→ Instruction
Pictures aside, repeat every entry exactly.

→ Supplied material
------------------------------------------------------------

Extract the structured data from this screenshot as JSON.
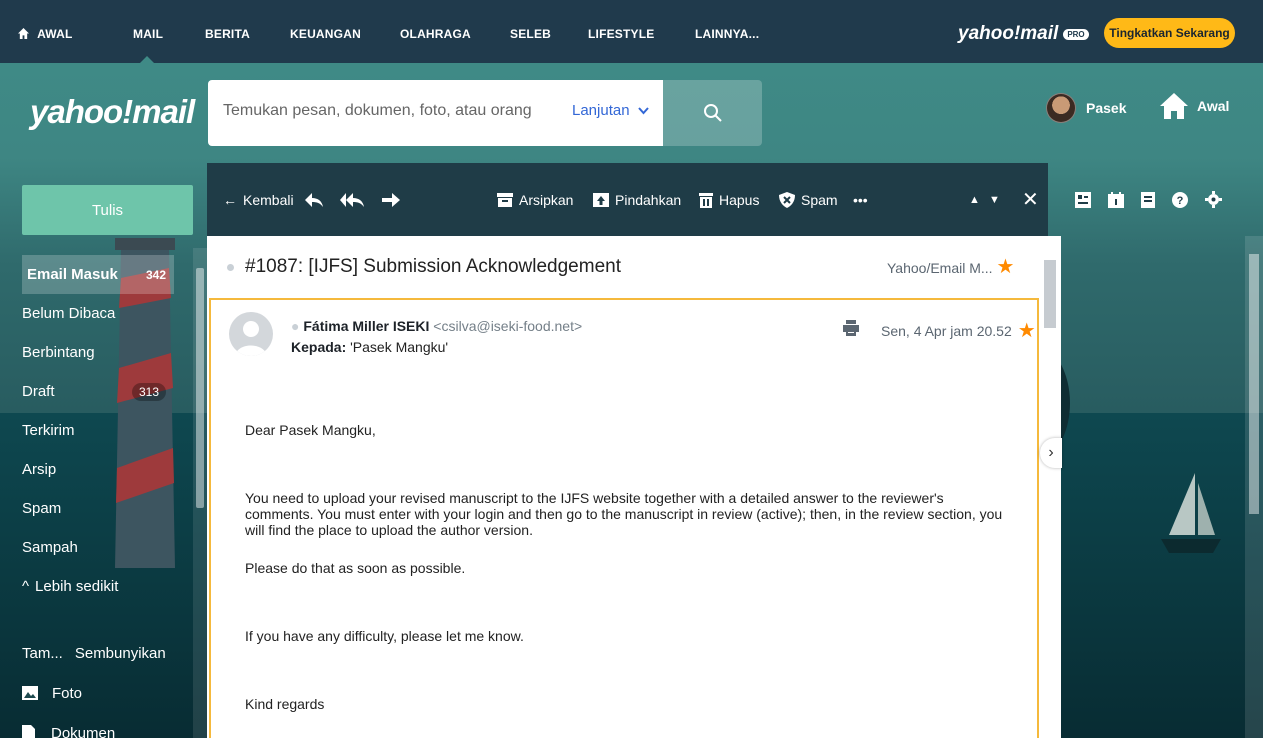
{
  "topnav": {
    "items": [
      "AWAL",
      "MAIL",
      "BERITA",
      "KEUANGAN",
      "OLAHRAGA",
      "SELEB",
      "LIFESTYLE",
      "LAINNYA..."
    ],
    "brand": "yahoo!mail",
    "pro_badge": "PRO",
    "upgrade": "Tingkatkan Sekarang"
  },
  "header": {
    "logo": "yahoo!mail",
    "search_placeholder": "Temukan pesan, dokumen, foto, atau orang",
    "advanced": "Lanjutan",
    "profile_name": "Pasek",
    "home": "Awal"
  },
  "sidebar": {
    "compose": "Tulis",
    "folders": [
      {
        "label": "Email Masuk",
        "count": "342"
      },
      {
        "label": "Belum Dibaca",
        "count": ""
      },
      {
        "label": "Berbintang",
        "count": ""
      },
      {
        "label": "Draft",
        "count": "313"
      },
      {
        "label": "Terkirim",
        "count": ""
      },
      {
        "label": "Arsip",
        "count": ""
      },
      {
        "label": "Spam",
        "count": ""
      },
      {
        "label": "Sampah",
        "count": ""
      }
    ],
    "less": "Lebih sedikit",
    "views_show": "Tam...",
    "views_hide": "Sembunyikan",
    "photos": "Foto",
    "docs": "Dokumen"
  },
  "toolbar": {
    "back": "Kembali",
    "archive": "Arsipkan",
    "move": "Pindahkan",
    "delete": "Hapus",
    "spam": "Spam",
    "more": "•••"
  },
  "message": {
    "subject": "#1087: [IJFS] Submission Acknowledgement",
    "folder": "Yahoo/Email M...",
    "sender_name": "Fátima Miller ISEKI",
    "sender_email": "<csilva@iseki-food.net>",
    "to_label": "Kepada:",
    "to_value": "'Pasek Mangku'",
    "date": "Sen, 4 Apr jam 20.52",
    "body": {
      "greeting": "Dear Pasek Mangku,",
      "p1": "You need to upload your revised manuscript to the IJFS website together with a detailed answer to the reviewer's comments. You must enter with your login and then go to the manuscript in review (active); then, in the review section, you will find the place to upload the author version.",
      "p2": "Please do that as soon as possible.",
      "p3": "If you have any difficulty, please let me know.",
      "closing": "Kind regards"
    }
  },
  "colors": {
    "accent_orange": "#ff8a00",
    "upgrade_yellow": "#ffb917",
    "compose_green": "#6ec5aa",
    "nav_dark": "#203a4c"
  }
}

------------------------------------------------------------

→ Task result
Extract the structured data from this screenshot as JSON.
{
  "topnav": {
    "items": [
      "AWAL",
      "MAIL",
      "BERITA",
      "KEUANGAN",
      "OLAHRAGA",
      "SELEB",
      "LIFESTYLE",
      "LAINNYA..."
    ],
    "brand": "yahoo!mail",
    "pro_badge": "PRO",
    "upgrade": "Tingkatkan Sekarang"
  },
  "header": {
    "logo": "yahoo!mail",
    "search_placeholder": "Temukan pesan, dokumen, foto, atau orang",
    "advanced": "Lanjutan",
    "profile_name": "Pasek",
    "home": "Awal"
  },
  "sidebar": {
    "compose": "Tulis",
    "folders": [
      {
        "label": "Email Masuk",
        "count": "342"
      },
      {
        "label": "Belum Dibaca",
        "count": ""
      },
      {
        "label": "Berbintang",
        "count": ""
      },
      {
        "label": "Draft",
        "count": "313"
      },
      {
        "label": "Terkirim",
        "count": ""
      },
      {
        "label": "Arsip",
        "count": ""
      },
      {
        "label": "Spam",
        "count": ""
      },
      {
        "label": "Sampah",
        "count": ""
      }
    ],
    "less": "Lebih sedikit",
    "views_show": "Tam...",
    "views_hide": "Sembunyikan",
    "photos": "Foto",
    "docs": "Dokumen"
  },
  "toolbar": {
    "back": "Kembali",
    "archive": "Arsipkan",
    "move": "Pindahkan",
    "delete": "Hapus",
    "spam": "Spam",
    "more": "•••"
  },
  "message": {
    "subject": "#1087: [IJFS] Submission Acknowledgement",
    "folder": "Yahoo/Email M...",
    "sender_name": "Fátima Miller ISEKI",
    "sender_email": "<csilva@iseki-food.net>",
    "to_label": "Kepada:",
    "to_value": "'Pasek Mangku'",
    "date": "Sen, 4 Apr jam 20.52",
    "body": {
      "greeting": "Dear Pasek Mangku,",
      "p1": "You need to upload your revised manuscript to the IJFS website together with a detailed answer to the reviewer's comments. You must enter with your login and then go to the manuscript in review (active); then, in the review section, you will find the place to upload the author version.",
      "p2": "Please do that as soon as possible.",
      "p3": "If you have any difficulty, please let me know.",
      "closing": "Kind regards"
    }
  },
  "colors": {
    "accent_orange": "#ff8a00",
    "upgrade_yellow": "#ffb917",
    "compose_green": "#6ec5aa",
    "nav_dark": "#203a4c"
  }
}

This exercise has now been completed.